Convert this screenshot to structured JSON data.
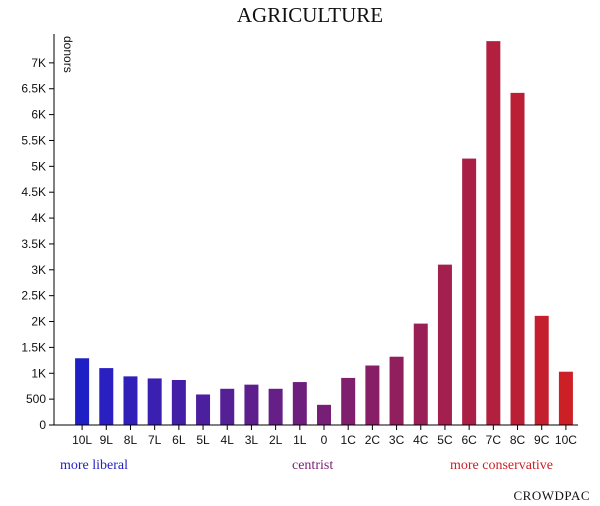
{
  "chart_data": {
    "type": "bar",
    "title": "AGRICULTURE",
    "xlabel": "",
    "ylabel": "donors",
    "categories": [
      "10L",
      "9L",
      "8L",
      "7L",
      "6L",
      "5L",
      "4L",
      "3L",
      "2L",
      "1L",
      "0",
      "1C",
      "2C",
      "3C",
      "4C",
      "5C",
      "6C",
      "7C",
      "8C",
      "9C",
      "10C"
    ],
    "values": [
      1290,
      1100,
      940,
      900,
      870,
      590,
      700,
      780,
      700,
      830,
      390,
      910,
      1150,
      1320,
      1960,
      3100,
      5150,
      7420,
      6420,
      2110,
      1030
    ],
    "ylim": [
      0,
      7500
    ],
    "yticks": [
      0,
      500,
      1000,
      1500,
      2000,
      2500,
      3000,
      3500,
      4000,
      4500,
      5000,
      5500,
      6000,
      6500,
      7000
    ],
    "ytick_labels": [
      "0",
      "500",
      "1K",
      "1.5K",
      "2K",
      "2.5K",
      "3K",
      "3.5K",
      "4K",
      "4.5K",
      "5K",
      "5.5K",
      "6K",
      "6.5K",
      "7K"
    ],
    "colors": [
      "#1f1fc6",
      "#2a1fc0",
      "#301fb8",
      "#3a1fb0",
      "#431fa8",
      "#4c1f9e",
      "#551f96",
      "#5d1f8e",
      "#661f86",
      "#6e1f7e",
      "#771f76",
      "#801f6e",
      "#881f66",
      "#911f5e",
      "#991f56",
      "#a21f4e",
      "#aa1f46",
      "#b31f3e",
      "#bb1f36",
      "#c41f2e",
      "#cc1f26"
    ],
    "annotations": [
      {
        "text": "more liberal",
        "color": "#1f1fc6"
      },
      {
        "text": "centrist",
        "color": "#7a1f72"
      },
      {
        "text": "more conservative",
        "color": "#cc1f26"
      }
    ],
    "grid": false,
    "legend": "none"
  },
  "footer": {
    "brand": "CROWDPAC"
  }
}
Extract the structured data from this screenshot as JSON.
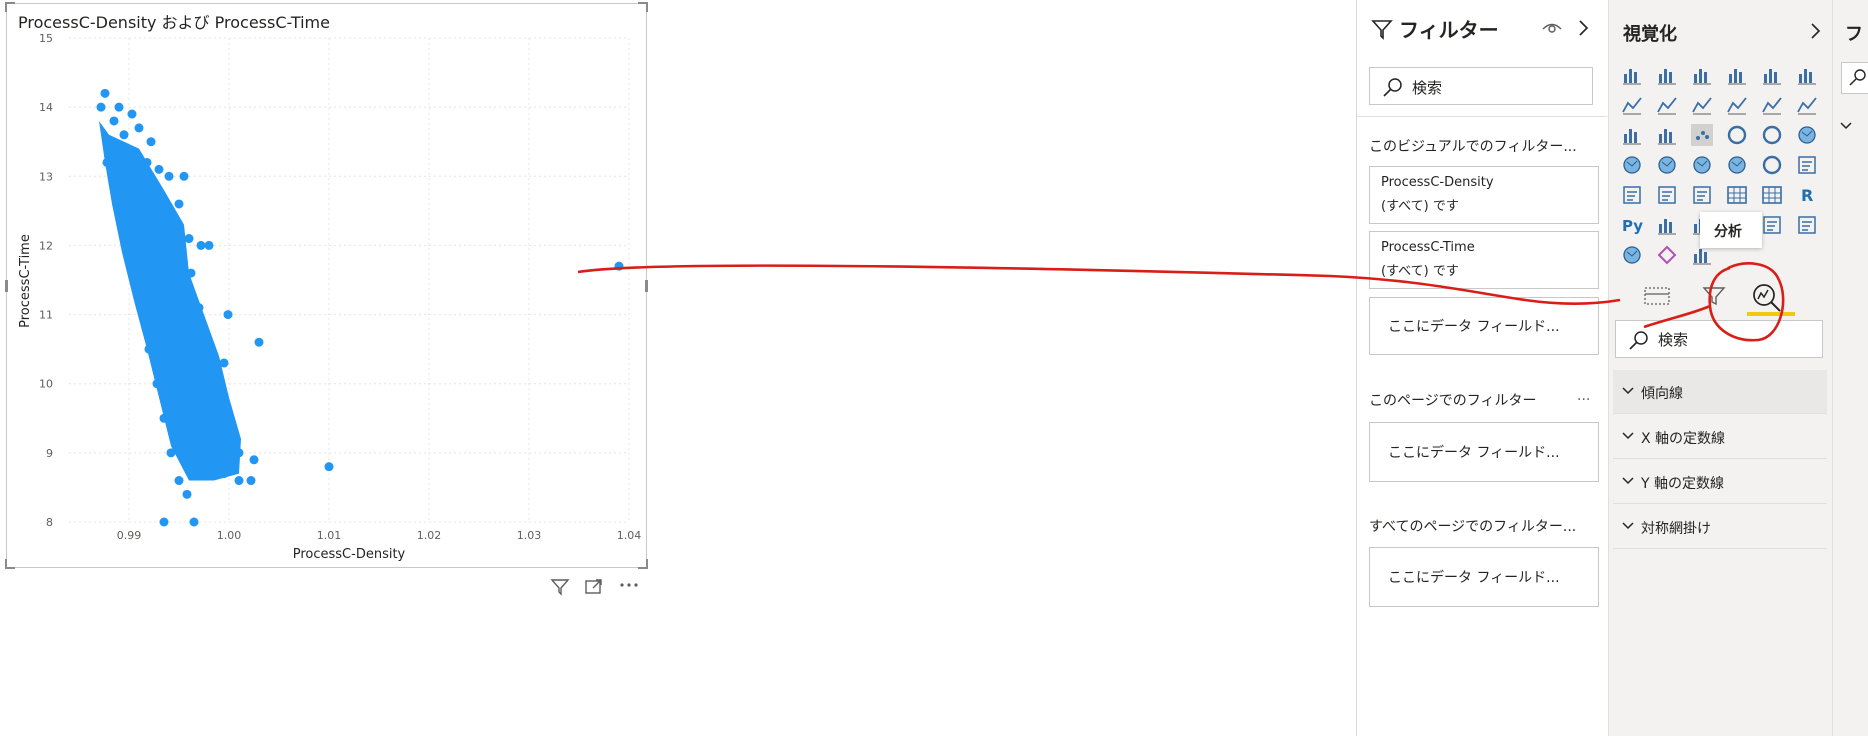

____________________

DIRECTIONS FOR THIS TASK
Nothing in the entries above should change when they are printed again, except that the pictures are dropped.

EXERCISE OUTPUT
Convert this screenshot to structured JSON data.
{
  "chart_data": {
    "type": "bar",
    "title": "AGRICULTURE",
    "xlabel": "",
    "ylabel": "donors",
    "categories": [
      "10L",
      "9L",
      "8L",
      "7L",
      "6L",
      "5L",
      "4L",
      "3L",
      "2L",
      "1L",
      "0",
      "1C",
      "2C",
      "3C",
      "4C",
      "5C",
      "6C",
      "7C",
      "8C",
      "9C",
      "10C"
    ],
    "values": [
      1290,
      1100,
      940,
      900,
      870,
      590,
      700,
      780,
      700,
      830,
      390,
      910,
      1150,
      1320,
      1960,
      3100,
      5150,
      7420,
      6420,
      2110,
      1030
    ],
    "ylim": [
      0,
      7500
    ],
    "yticks": [
      0,
      500,
      1000,
      1500,
      2000,
      2500,
      3000,
      3500,
      4000,
      4500,
      5000,
      5500,
      6000,
      6500,
      7000
    ],
    "ytick_labels": [
      "0",
      "500",
      "1K",
      "1.5K",
      "2K",
      "2.5K",
      "3K",
      "3.5K",
      "4K",
      "4.5K",
      "5K",
      "5.5K",
      "6K",
      "6.5K",
      "7K"
    ],
    "colors": [
      "#1f1fc6",
      "#2a1fc0",
      "#301fb8",
      "#3a1fb0",
      "#431fa8",
      "#4c1f9e",
      "#551f96",
      "#5d1f8e",
      "#661f86",
      "#6e1f7e",
      "#771f76",
      "#801f6e",
      "#881f66",
      "#911f5e",
      "#991f56",
      "#a21f4e",
      "#aa1f46",
      "#b31f3e",
      "#bb1f36",
      "#c41f2e",
      "#cc1f26"
    ],
    "annotations": [
      {
        "text": "more liberal",
        "color": "#1f1fc6"
      },
      {
        "text": "centrist",
        "color": "#7a1f72"
      },
      {
        "text": "more conservative",
        "color": "#cc1f26"
      }
    ],
    "grid": false,
    "legend": "none"
  },
  "footer": {
    "brand": "CROWDPAC"
  }
}
Extract the structured data from this screenshot as JSON.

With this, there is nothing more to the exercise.